## begin DATASET EXCERPTS

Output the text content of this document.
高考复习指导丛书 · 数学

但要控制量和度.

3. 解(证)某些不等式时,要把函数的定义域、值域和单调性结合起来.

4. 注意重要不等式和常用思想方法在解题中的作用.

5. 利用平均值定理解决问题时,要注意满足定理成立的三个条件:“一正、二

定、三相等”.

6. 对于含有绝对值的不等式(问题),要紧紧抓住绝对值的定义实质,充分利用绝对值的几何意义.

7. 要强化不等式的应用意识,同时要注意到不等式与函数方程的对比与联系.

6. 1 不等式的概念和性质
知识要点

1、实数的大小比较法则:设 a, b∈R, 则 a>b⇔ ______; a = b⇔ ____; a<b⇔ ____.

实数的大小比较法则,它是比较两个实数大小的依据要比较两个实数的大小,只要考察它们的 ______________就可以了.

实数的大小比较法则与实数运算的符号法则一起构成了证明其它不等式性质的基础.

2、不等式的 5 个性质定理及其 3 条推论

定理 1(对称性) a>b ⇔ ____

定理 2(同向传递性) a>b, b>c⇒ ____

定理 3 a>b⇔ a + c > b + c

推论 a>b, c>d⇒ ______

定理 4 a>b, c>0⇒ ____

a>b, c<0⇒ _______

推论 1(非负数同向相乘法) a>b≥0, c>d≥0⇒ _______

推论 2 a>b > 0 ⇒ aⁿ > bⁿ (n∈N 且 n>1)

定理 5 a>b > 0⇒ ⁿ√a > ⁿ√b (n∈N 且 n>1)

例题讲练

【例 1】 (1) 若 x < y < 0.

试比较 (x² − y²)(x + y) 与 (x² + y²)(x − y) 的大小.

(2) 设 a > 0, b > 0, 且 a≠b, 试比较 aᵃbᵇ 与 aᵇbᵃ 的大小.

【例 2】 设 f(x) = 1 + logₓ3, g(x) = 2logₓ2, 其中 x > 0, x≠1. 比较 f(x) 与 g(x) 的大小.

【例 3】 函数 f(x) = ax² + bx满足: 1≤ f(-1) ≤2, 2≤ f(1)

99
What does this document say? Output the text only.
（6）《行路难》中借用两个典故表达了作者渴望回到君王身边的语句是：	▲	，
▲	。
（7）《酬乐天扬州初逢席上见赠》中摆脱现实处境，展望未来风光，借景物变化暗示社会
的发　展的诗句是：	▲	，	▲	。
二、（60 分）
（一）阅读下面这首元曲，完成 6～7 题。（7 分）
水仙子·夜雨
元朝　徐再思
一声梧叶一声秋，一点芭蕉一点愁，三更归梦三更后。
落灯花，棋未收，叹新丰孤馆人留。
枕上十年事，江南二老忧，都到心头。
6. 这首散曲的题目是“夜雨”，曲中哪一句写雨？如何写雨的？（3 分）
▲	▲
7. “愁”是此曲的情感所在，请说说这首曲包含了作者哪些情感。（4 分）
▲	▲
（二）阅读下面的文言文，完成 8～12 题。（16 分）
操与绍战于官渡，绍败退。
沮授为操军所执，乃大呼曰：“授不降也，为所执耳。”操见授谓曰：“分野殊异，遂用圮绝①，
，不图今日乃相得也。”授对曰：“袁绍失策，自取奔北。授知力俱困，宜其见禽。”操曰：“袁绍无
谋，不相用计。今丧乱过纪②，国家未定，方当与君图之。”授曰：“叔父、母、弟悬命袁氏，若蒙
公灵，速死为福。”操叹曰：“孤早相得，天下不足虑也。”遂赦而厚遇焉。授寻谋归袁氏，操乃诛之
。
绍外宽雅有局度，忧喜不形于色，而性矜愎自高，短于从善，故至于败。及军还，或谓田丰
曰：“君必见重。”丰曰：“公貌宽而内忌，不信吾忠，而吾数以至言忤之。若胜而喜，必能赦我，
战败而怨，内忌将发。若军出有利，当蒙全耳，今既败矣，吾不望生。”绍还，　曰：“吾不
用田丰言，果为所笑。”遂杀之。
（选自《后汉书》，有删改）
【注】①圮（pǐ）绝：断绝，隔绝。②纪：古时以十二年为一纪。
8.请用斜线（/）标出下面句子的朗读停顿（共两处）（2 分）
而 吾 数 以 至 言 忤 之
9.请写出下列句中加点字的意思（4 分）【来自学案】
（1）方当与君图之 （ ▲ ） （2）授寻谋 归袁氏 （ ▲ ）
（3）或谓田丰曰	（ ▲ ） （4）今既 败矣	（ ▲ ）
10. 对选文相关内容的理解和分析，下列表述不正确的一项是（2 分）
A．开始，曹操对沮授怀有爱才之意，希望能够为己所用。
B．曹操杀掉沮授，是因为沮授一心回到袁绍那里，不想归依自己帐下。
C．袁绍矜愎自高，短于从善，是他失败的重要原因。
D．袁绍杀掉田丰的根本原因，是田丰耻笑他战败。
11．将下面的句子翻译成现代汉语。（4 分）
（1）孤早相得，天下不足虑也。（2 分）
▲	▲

## end DATASET EXCERPTS

Filter the entries and copy out every line with the word "this".

Output the text content of this document.
What does this document say? Output the text only.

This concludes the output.